TASK OBJECTIVE
Return all of the data exactly, with nothing left out but the pictures.
----
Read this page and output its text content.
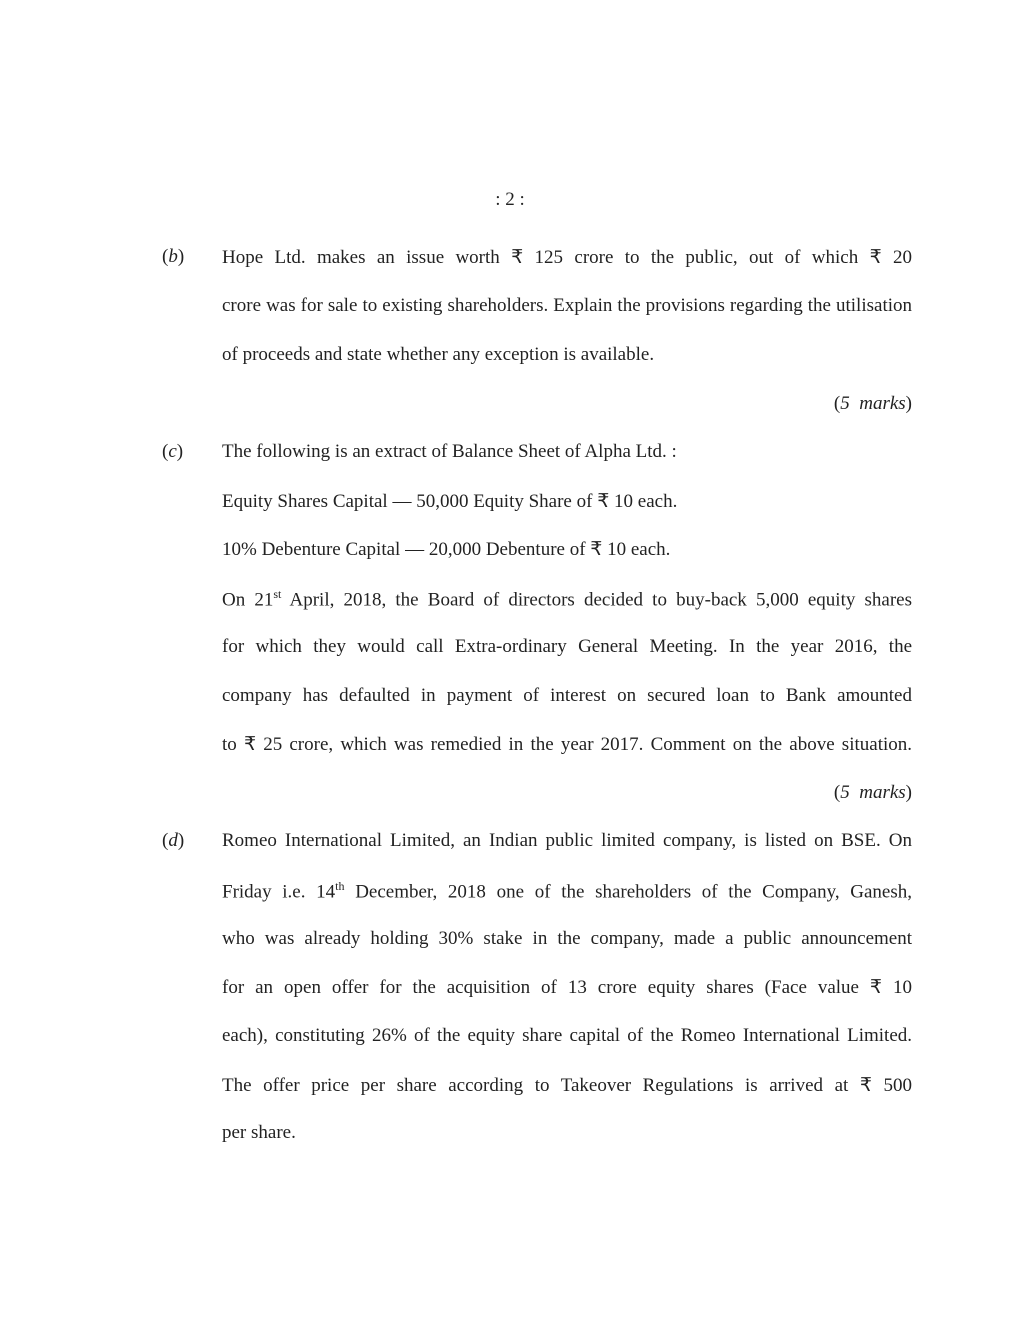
: 2 :
(b) Hope Ltd. makes an issue worth ₹ 125 crore to the public, out of which ₹ 20
crore was for sale to existing shareholders. Explain the provisions regarding the utilisation
of proceeds and state whether any exception is available.
(5 marks)
(c) The following is an extract of Balance Sheet of Alpha Ltd. :
Equity Shares Capital — 50,000 Equity Share of ₹ 10 each.
10% Debenture Capital — 20,000 Debenture of ₹ 10 each.
On 21st April, 2018, the Board of directors decided to buy-back 5,000 equity shares
for which they would call Extra-ordinary General Meeting. In the year 2016, the
company has defaulted in payment of interest on secured loan to Bank amounted
to ₹ 25 crore, which was remedied in the year 2017. Comment on the above situation.
(5 marks)
(d) Romeo International Limited, an Indian public limited company, is listed on BSE. On
Friday i.e. 14th December, 2018 one of the shareholders of the Company, Ganesh,
who was already holding 30% stake in the company, made a public announcement
for an open offer for the acquisition of 13 crore equity shares (Face value ₹ 10
each), constituting 26% of the equity share capital of the Romeo International Limited.
The offer price per share according to Takeover Regulations is arrived at ₹ 500
per share.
----
EXERCISE SOLUTION
Read this page and output its text content.
: 2 :
(b) Hope Ltd. makes an issue worth ₹ 125 crore to the public, out of which ₹ 20
crore was for sale to existing shareholders. Explain the provisions regarding the utilisation
of proceeds and state whether any exception is available.
(5 marks)
(c) The following is an extract of Balance Sheet of Alpha Ltd. :
Equity Shares Capital — 50,000 Equity Share of ₹ 10 each.
10% Debenture Capital — 20,000 Debenture of ₹ 10 each.
On 21st April, 2018, the Board of directors decided to buy-back 5,000 equity shares
for which they would call Extra-ordinary General Meeting. In the year 2016, the
company has defaulted in payment of interest on secured loan to Bank amounted
to ₹ 25 crore, which was remedied in the year 2017. Comment on the above situation.
(5 marks)
(d) Romeo International Limited, an Indian public limited company, is listed on BSE. On
Friday i.e. 14th December, 2018 one of the shareholders of the Company, Ganesh,
who was already holding 30% stake in the company, made a public announcement
for an open offer for the acquisition of 13 crore equity shares (Face value ₹ 10
each), constituting 26% of the equity share capital of the Romeo International Limited.
The offer price per share according to Takeover Regulations is arrived at ₹ 500
per share.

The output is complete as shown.